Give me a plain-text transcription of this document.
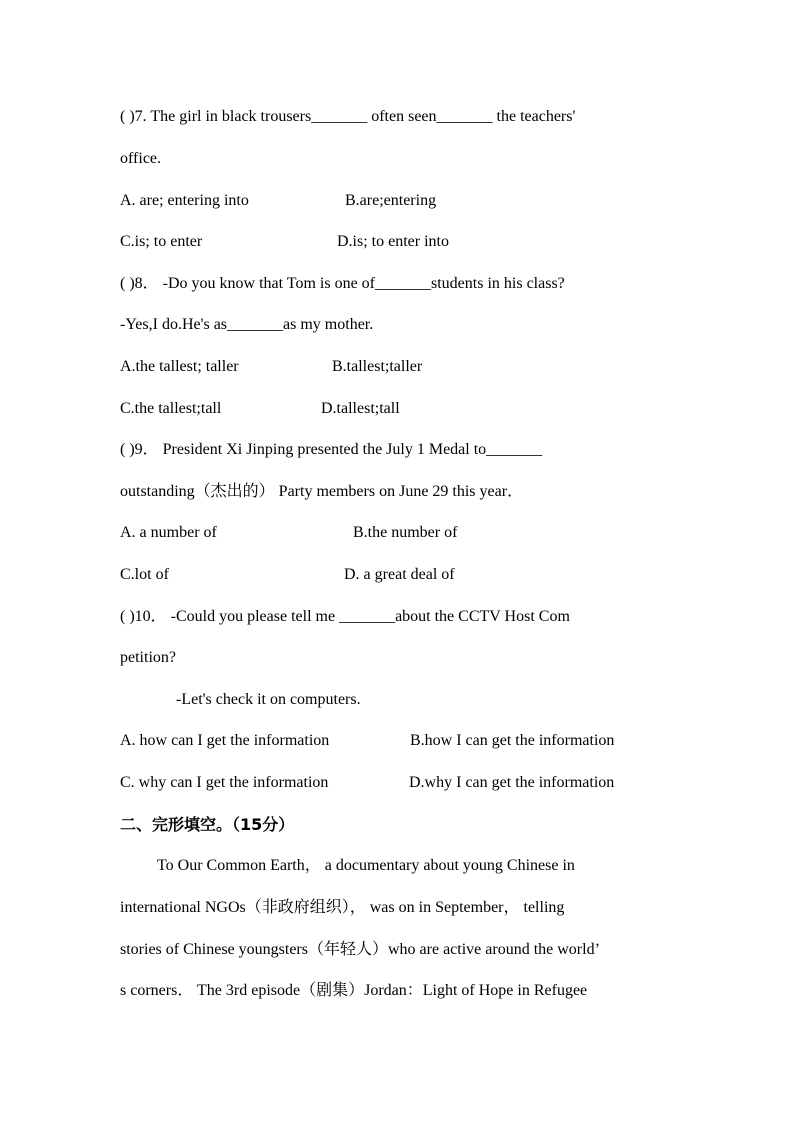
( )7. The girl in black trousers_______ often seen_______ the teachers'
office.
A. are; entering into	B.are;entering
C.is; to enter	D.is; to enter into
( )8． -Do you know that Tom is one of_______students in his class?
-Yes,I do.He's as_______as my mother.
A.the tallest; taller	B.tallest;taller
C.the tallest;tall	D.tallest;tall
( )9． President Xi Jinping presented the July 1 Medal to_______
outstanding（杰出的） Party members on June 29 this year．
A. a number of	B.the number of
C.lot of	D. a great deal of
( )10． -Could you please tell me _______about the CCTV Host Com
petition?
-Let's check it on computers.
A. how can I get the information	B.how I can get the information
C. why can I get the information	D.why I can get the information
二、完形填空。（15分）
To Our Common Earth， a documentary about young Chinese in
international NGOs（非政府组织）， was on in September， telling
stories of Chinese youngsters（年轻人）who are active around the world’
s corners． The 3rd episode（剧集）Jordan：Light of Hope in Refugee
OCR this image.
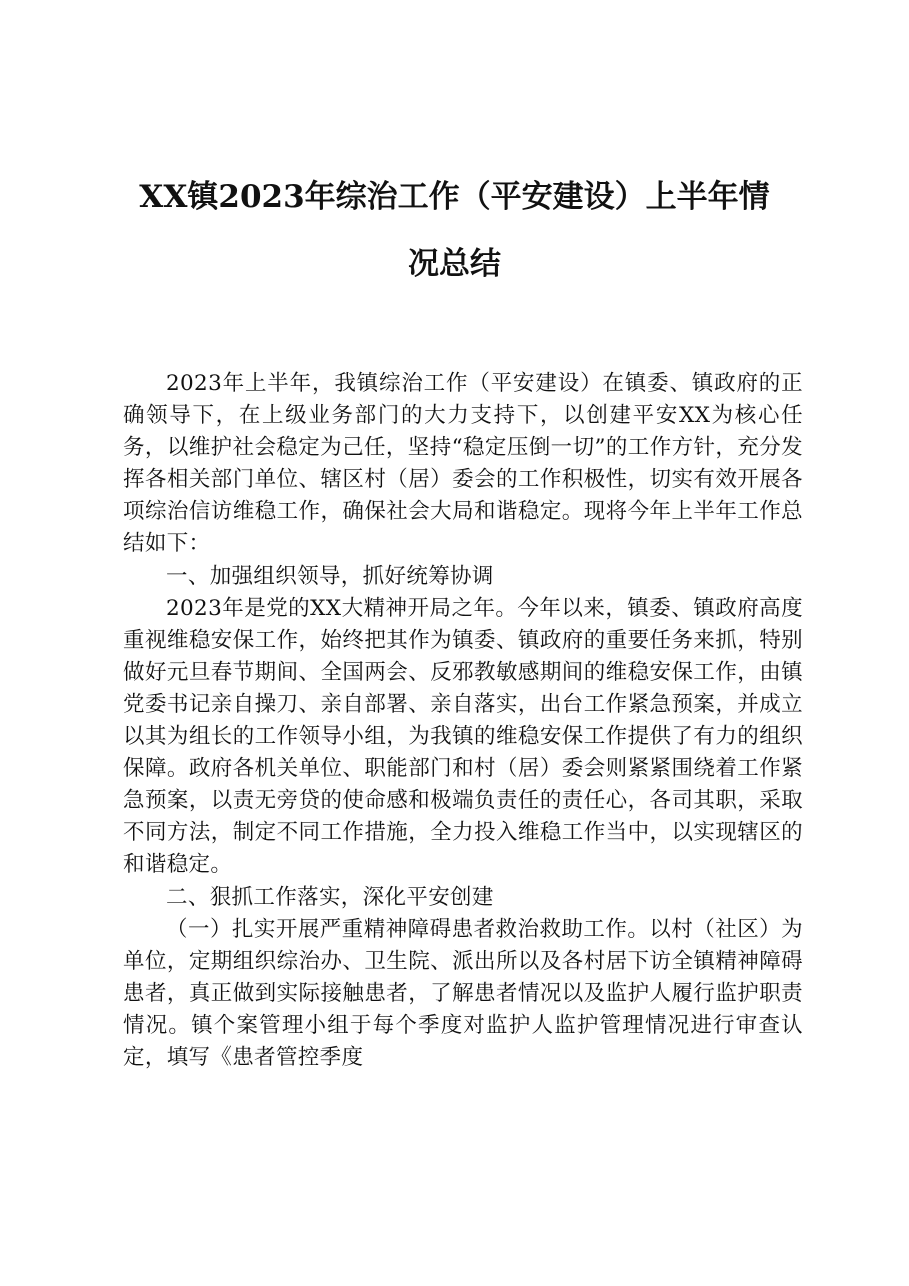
XX镇2023年综治工作（平安建设）上半年情
况总结

2023年上半年，我镇综治工作（平安建设）在镇委、镇政府的正确领导下，在上级业务部门的大力支持下，以创建平安XX为核心任务，以维护社会稳定为己任，坚持“稳定压倒一切”的工作方针，充分发挥各相关部门单位、辖区村（居）委会的工作积极性，切实有效开展各项综治信访维稳工作，确保社会大局和谐稳定。现将今年上半年工作总结如下：

一、加强组织领导，抓好统筹协调

2023年是党的XX大精神开局之年。今年以来，镇委、镇政府高度重视维稳安保工作，始终把其作为镇委、镇政府的重要任务来抓，特别做好元旦春节期间、全国两会、反邪教敏感期间的维稳安保工作，由镇党委书记亲自操刀、亲自部署、亲自落实，出台工作紧急预案，并成立以其为组长的工作领导小组，为我镇的维稳安保工作提供了有力的组织保障。政府各机关单位、职能部门和村（居）委会则紧紧围绕着工作紧急预案，以责无旁贷的使命感和极端负责任的责任心，各司其职，采取不同方法，制定不同工作措施，全力投入维稳工作当中，以实现辖区的和谐稳定。

二、狠抓工作落实，深化平安创建

（一）扎实开展严重精神障碍患者救治救助工作。以村（社区）为单位，定期组织综治办、卫生院、派出所以及各村居下访全镇精神障碍患者，真正做到实际接触患者，了解患者情况以及监护人履行监护职责情况。镇个案管理小组于每个季度对监护人监护管理情况进行审查认定，填写《患者管控季度
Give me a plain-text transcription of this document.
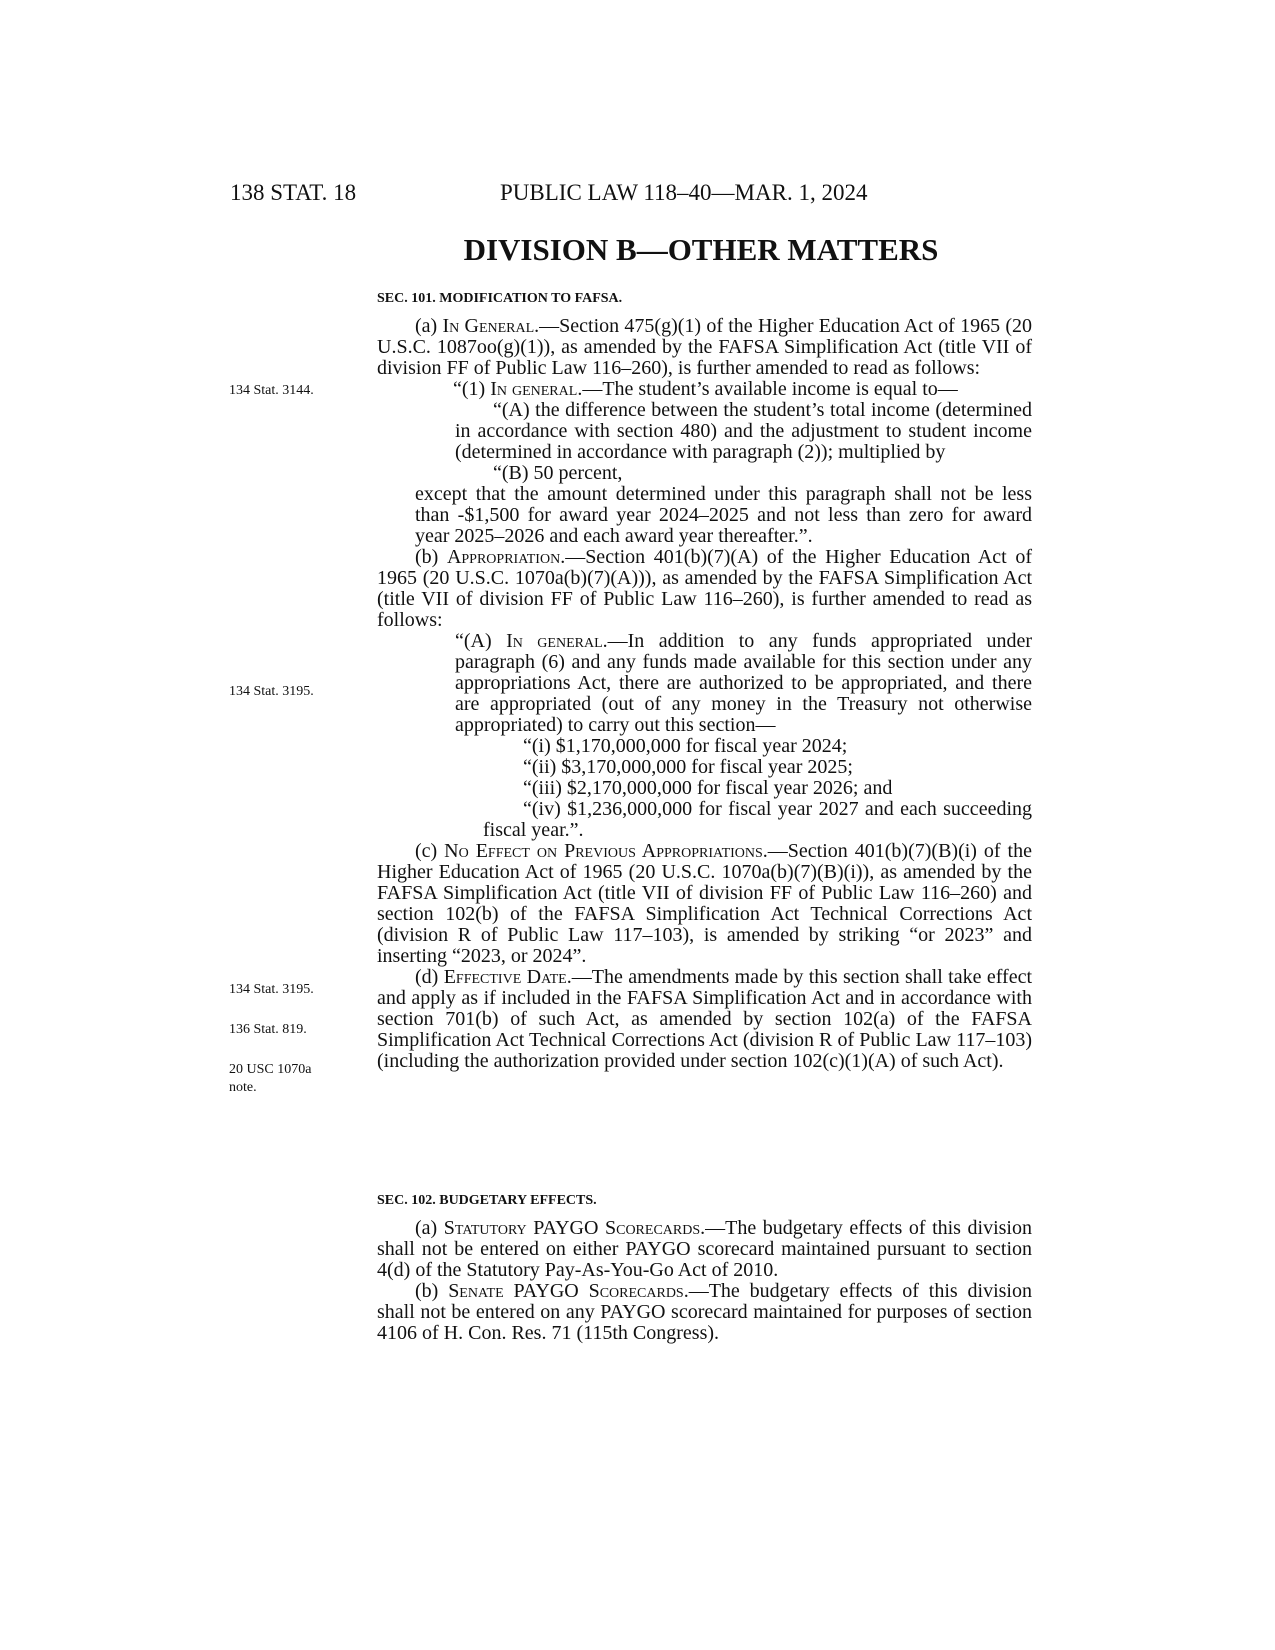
138 STAT. 18	PUBLIC LAW 118–40—MAR. 1, 2024
DIVISION B—OTHER MATTERS
134 Stat. 3144.
134 Stat. 3195.
134 Stat. 3195.
136 Stat. 819.
20 USC 1070a
note.

SEC. 101. MODIFICATION TO FAFSA.

(a) In General.—Section 475(g)(1) of the Higher Education Act of 1965 (20 U.S.C. 1087oo(g)(1)), as amended by the FAFSA Simplification Act (title VII of division FF of Public Law 116–260), is further amended to read as follows:

“(1) In general.—The student’s available income is equal to—

“(A) the difference between the student’s total income (determined in accordance with section 480) and the adjustment to student income (determined in accordance with paragraph (2)); multiplied by

“(B) 50 percent,

except that the amount determined under this paragraph shall not be less than -$1,500 for award year 2024–2025 and not less than zero for award year 2025–2026 and each award year thereafter.”.

(b) Appropriation.—Section 401(b)(7)(A) of the Higher Education Act of 1965 (20 U.S.C. 1070a(b)(7)(A))), as amended by the FAFSA Simplification Act (title VII of division FF of Public Law 116–260), is further amended to read as follows:

“(A) In general.—In addition to any funds appropriated under paragraph (6) and any funds made available for this section under any appropriations Act, there are authorized to be appropriated, and there are appropriated (out of any money in the Treasury not otherwise appropriated) to carry out this section—

“(i) $1,170,000,000 for fiscal year 2024;

“(ii) $3,170,000,000 for fiscal year 2025;

“(iii) $2,170,000,000 for fiscal year 2026; and

“(iv) $1,236,000,000 for fiscal year 2027 and each succeeding fiscal year.”.

(c) No Effect on Previous Appropriations.—Section 401(b)(7)(B)(i) of the Higher Education Act of 1965 (20 U.S.C. 1070a(b)(7)(B)(i)), as amended by the FAFSA Simplification Act (title VII of division FF of Public Law 116–260) and section 102(b) of the FAFSA Simplification Act Technical Corrections Act (division R of Public Law 117–103), is amended by striking “or 2023” and inserting “2023, or 2024”.

(d) Effective Date.—The amendments made by this section shall take effect and apply as if included in the FAFSA Simplification Act and in accordance with section 701(b) of such Act, as amended by section 102(a) of the FAFSA Simplification Act Technical Corrections Act (division R of Public Law 117–103) (including the authorization provided under section 102(c)(1)(A) of such Act).

SEC. 102. BUDGETARY EFFECTS.

(a) Statutory PAYGO Scorecards.—The budgetary effects of this division shall not be entered on either PAYGO scorecard maintained pursuant to section 4(d) of the Statutory Pay-As-You-Go Act of 2010.

(b) Senate PAYGO Scorecards.—The budgetary effects of this division shall not be entered on any PAYGO scorecard maintained for purposes of section 4106 of H. Con. Res. 71 (115th Congress).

▶ [DIRECTIONS] What is the number of lines in these records that contain "PAYGO"? Reply with the number only.

▶ [FINISHED ANSWER] 2